[Figure collection entries]
[START]

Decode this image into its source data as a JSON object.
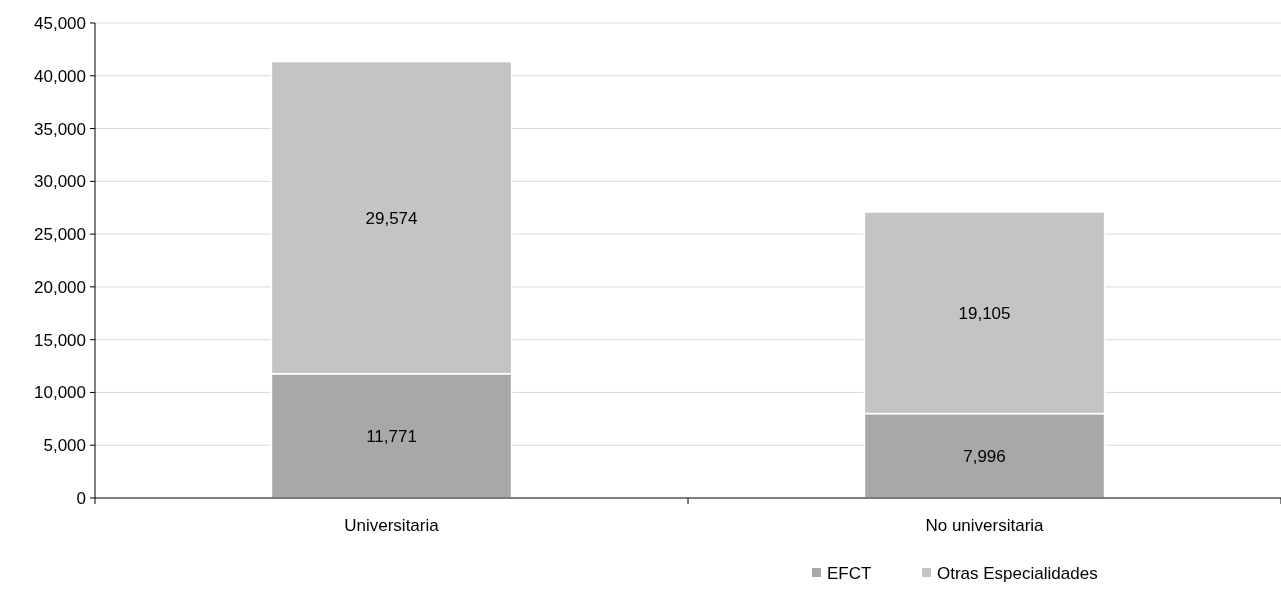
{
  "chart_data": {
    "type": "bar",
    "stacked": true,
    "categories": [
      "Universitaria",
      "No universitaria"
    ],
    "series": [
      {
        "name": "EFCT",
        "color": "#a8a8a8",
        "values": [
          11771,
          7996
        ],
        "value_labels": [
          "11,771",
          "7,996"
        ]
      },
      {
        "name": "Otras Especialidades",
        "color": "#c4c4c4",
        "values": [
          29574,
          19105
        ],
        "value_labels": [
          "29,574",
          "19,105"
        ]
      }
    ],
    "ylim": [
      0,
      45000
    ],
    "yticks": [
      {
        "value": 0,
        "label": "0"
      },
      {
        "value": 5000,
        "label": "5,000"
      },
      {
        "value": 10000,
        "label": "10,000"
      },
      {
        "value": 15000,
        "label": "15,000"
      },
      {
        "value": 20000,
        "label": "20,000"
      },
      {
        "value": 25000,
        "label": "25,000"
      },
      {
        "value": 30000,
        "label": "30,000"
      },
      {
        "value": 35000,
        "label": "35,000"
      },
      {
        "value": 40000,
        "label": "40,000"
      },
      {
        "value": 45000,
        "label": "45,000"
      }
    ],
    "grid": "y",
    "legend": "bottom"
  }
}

[END]

# Required work
Retype the whole listing exactly and leave the pictures out.

# Completed task
Decode this image into its source data as a JSON object.
{
  "chart_data": {
    "type": "bar",
    "stacked": true,
    "categories": [
      "Universitaria",
      "No universitaria"
    ],
    "series": [
      {
        "name": "EFCT",
        "color": "#a8a8a8",
        "values": [
          11771,
          7996
        ],
        "value_labels": [
          "11,771",
          "7,996"
        ]
      },
      {
        "name": "Otras Especialidades",
        "color": "#c4c4c4",
        "values": [
          29574,
          19105
        ],
        "value_labels": [
          "29,574",
          "19,105"
        ]
      }
    ],
    "ylim": [
      0,
      45000
    ],
    "yticks": [
      {
        "value": 0,
        "label": "0"
      },
      {
        "value": 5000,
        "label": "5,000"
      },
      {
        "value": 10000,
        "label": "10,000"
      },
      {
        "value": 15000,
        "label": "15,000"
      },
      {
        "value": 20000,
        "label": "20,000"
      },
      {
        "value": 25000,
        "label": "25,000"
      },
      {
        "value": 30000,
        "label": "30,000"
      },
      {
        "value": 35000,
        "label": "35,000"
      },
      {
        "value": 40000,
        "label": "40,000"
      },
      {
        "value": 45000,
        "label": "45,000"
      }
    ],
    "grid": "y",
    "legend": "bottom"
  }
}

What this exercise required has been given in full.